Dataset items
..............................

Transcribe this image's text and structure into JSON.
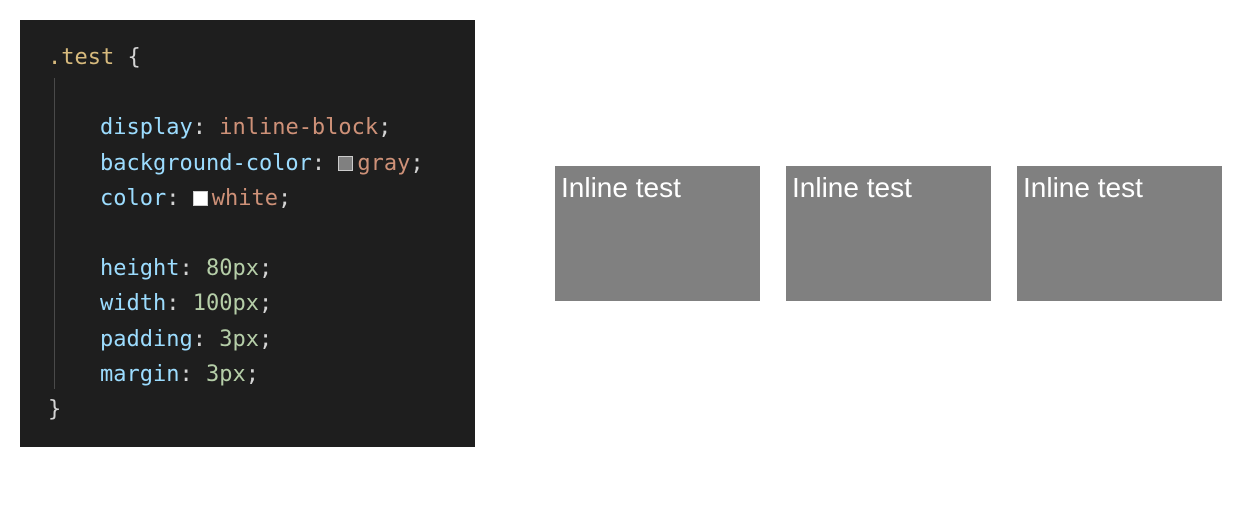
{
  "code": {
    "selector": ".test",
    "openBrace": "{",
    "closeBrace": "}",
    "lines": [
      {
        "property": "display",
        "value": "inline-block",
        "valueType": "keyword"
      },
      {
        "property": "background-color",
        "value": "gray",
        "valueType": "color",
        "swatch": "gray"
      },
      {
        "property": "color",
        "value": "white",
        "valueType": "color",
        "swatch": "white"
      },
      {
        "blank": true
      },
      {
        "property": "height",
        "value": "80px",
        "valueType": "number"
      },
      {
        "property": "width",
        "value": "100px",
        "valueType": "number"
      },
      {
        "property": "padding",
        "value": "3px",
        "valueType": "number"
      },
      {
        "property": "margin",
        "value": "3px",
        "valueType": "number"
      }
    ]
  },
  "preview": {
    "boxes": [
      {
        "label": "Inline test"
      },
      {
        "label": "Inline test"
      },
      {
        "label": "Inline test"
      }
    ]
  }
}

..............................

* The exercise
Omit the pictures and output all of the other material exactly.

* Result for this exercise
Transcribe this image's text and structure into JSON.
{
  "code": {
    "selector": ".test",
    "openBrace": "{",
    "closeBrace": "}",
    "lines": [
      {
        "property": "display",
        "value": "inline-block",
        "valueType": "keyword"
      },
      {
        "property": "background-color",
        "value": "gray",
        "valueType": "color",
        "swatch": "gray"
      },
      {
        "property": "color",
        "value": "white",
        "valueType": "color",
        "swatch": "white"
      },
      {
        "blank": true
      },
      {
        "property": "height",
        "value": "80px",
        "valueType": "number"
      },
      {
        "property": "width",
        "value": "100px",
        "valueType": "number"
      },
      {
        "property": "padding",
        "value": "3px",
        "valueType": "number"
      },
      {
        "property": "margin",
        "value": "3px",
        "valueType": "number"
      }
    ]
  },
  "preview": {
    "boxes": [
      {
        "label": "Inline test"
      },
      {
        "label": "Inline test"
      },
      {
        "label": "Inline test"
      }
    ]
  }
}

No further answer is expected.